Goal of the exercise: Your answer should be a single number: the count of lines that include "Connections".

Start of Data to process

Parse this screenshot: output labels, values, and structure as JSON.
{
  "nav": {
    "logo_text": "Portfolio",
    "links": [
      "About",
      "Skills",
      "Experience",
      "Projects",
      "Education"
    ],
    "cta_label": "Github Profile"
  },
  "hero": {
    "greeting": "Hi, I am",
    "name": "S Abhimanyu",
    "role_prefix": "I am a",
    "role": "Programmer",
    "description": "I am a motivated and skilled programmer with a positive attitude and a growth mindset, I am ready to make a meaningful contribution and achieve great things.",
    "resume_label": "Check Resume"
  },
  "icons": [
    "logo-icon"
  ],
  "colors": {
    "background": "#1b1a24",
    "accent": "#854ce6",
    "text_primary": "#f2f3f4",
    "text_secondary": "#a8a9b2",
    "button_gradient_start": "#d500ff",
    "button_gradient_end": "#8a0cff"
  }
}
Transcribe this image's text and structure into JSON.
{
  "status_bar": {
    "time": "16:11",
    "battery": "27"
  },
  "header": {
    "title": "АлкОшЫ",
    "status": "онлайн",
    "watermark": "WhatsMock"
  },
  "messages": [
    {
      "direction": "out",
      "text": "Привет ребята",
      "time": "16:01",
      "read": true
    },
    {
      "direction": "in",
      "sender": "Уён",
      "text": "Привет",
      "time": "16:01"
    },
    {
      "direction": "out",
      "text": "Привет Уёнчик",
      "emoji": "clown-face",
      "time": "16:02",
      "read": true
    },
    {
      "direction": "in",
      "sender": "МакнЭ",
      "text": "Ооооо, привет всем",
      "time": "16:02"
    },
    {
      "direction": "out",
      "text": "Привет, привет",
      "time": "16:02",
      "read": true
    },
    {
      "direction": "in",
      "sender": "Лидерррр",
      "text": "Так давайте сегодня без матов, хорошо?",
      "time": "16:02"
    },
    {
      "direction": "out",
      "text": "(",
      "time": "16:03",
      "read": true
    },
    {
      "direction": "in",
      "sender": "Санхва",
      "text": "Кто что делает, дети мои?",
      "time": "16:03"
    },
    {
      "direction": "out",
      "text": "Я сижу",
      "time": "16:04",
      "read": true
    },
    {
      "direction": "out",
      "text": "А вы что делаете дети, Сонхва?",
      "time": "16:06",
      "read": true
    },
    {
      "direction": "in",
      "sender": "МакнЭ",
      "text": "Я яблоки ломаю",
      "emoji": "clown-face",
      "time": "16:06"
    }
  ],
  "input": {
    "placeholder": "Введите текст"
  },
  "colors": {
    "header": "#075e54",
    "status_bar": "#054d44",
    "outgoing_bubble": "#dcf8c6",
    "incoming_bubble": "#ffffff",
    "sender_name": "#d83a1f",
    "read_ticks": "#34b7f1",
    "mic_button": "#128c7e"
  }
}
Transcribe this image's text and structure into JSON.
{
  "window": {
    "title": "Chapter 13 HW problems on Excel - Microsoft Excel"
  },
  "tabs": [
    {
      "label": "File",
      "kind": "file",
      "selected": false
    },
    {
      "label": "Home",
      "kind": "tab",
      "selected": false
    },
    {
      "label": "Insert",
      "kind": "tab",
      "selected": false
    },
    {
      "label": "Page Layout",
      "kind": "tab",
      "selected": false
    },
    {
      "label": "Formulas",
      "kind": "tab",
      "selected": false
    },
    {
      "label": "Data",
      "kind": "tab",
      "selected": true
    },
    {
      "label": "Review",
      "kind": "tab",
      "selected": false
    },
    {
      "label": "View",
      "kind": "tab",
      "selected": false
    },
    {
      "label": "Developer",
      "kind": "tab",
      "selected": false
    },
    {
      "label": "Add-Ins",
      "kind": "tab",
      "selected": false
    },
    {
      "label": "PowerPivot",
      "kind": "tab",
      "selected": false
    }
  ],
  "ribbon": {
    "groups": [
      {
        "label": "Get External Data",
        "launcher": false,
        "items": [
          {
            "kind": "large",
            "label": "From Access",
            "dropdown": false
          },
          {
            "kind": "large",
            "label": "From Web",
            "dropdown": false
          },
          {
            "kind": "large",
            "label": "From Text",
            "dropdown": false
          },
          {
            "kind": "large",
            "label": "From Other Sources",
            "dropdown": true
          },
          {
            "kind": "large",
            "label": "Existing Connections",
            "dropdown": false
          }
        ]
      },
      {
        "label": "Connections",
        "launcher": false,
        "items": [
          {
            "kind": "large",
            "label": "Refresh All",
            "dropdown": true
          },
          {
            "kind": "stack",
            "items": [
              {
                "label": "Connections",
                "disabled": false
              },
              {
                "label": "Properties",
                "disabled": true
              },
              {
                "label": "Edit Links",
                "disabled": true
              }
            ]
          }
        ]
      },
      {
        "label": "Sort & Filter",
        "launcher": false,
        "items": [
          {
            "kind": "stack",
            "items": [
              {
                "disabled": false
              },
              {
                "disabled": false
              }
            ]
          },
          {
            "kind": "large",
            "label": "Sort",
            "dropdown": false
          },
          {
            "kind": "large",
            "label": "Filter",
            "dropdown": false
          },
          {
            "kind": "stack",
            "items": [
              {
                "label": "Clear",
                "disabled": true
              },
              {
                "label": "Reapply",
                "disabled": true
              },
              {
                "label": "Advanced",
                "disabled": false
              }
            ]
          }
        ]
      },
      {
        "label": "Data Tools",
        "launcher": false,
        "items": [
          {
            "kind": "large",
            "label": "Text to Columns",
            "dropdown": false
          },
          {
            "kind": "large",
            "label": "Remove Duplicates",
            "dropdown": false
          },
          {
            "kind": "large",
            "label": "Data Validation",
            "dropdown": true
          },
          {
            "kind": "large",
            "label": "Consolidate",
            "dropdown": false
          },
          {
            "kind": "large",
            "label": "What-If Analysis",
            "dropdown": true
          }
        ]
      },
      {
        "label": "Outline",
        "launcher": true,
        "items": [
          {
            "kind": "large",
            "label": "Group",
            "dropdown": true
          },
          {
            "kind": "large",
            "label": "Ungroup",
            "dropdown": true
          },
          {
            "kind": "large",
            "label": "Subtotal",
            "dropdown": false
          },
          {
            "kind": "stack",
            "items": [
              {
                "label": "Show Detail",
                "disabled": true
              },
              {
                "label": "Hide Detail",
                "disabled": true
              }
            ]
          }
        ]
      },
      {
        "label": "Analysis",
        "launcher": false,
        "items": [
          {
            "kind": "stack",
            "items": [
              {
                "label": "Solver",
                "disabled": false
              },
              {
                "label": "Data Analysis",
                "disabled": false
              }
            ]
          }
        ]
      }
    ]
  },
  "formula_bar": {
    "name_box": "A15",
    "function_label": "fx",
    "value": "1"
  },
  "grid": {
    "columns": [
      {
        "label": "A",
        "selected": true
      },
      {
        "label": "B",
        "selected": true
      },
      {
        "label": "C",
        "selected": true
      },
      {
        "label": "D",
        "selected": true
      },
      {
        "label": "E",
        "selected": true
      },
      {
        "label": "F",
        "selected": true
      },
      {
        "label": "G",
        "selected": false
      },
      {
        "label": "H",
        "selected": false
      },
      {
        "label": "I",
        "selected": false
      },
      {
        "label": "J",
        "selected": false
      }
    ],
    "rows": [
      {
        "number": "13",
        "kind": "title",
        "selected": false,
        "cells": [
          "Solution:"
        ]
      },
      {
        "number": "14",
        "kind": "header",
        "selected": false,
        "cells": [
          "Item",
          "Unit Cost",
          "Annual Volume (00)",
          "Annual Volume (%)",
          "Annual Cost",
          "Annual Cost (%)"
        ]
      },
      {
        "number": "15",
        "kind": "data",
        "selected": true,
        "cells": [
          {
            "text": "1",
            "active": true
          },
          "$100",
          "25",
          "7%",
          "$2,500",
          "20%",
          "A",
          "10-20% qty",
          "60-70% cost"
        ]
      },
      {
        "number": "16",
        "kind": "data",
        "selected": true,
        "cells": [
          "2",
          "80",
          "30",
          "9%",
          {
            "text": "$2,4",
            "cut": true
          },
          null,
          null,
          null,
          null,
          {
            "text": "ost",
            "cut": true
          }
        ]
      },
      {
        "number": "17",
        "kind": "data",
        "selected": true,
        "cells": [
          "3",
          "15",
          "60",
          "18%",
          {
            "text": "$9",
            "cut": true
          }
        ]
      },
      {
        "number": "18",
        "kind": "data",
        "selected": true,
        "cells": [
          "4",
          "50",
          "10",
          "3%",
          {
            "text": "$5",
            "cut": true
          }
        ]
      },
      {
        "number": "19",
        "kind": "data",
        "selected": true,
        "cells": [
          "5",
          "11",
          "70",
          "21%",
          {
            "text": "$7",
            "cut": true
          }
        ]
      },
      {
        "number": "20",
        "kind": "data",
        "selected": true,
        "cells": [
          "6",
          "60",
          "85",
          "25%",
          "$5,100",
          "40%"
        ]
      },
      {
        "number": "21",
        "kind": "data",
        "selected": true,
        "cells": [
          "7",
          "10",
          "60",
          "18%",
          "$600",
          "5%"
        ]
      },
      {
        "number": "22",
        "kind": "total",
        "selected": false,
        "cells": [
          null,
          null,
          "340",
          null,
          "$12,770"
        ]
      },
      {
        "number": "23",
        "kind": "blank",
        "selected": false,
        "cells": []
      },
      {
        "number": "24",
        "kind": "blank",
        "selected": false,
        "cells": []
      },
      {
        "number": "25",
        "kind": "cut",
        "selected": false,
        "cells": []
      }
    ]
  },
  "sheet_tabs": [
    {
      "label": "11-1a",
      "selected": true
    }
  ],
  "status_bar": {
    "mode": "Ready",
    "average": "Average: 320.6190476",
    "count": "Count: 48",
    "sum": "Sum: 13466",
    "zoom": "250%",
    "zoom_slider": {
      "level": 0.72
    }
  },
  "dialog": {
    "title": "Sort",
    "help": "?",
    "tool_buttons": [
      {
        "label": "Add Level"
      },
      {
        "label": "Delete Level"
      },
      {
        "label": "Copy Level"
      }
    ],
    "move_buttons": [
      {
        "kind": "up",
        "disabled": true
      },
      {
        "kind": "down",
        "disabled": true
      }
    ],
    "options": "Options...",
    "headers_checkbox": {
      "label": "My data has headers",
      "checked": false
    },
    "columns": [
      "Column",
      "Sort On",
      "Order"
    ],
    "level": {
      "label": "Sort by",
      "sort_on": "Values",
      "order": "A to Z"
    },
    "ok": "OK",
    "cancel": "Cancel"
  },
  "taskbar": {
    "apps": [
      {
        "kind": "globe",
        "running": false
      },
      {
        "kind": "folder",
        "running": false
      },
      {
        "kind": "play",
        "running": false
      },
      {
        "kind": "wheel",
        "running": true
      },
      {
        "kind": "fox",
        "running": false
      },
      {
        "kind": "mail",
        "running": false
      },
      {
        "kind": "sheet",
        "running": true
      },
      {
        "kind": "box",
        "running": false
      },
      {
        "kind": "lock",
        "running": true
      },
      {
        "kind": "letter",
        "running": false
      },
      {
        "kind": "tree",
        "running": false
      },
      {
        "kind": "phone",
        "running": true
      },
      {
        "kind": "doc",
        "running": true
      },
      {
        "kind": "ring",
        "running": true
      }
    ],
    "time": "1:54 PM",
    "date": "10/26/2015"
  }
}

End of Data to process

Task result: 3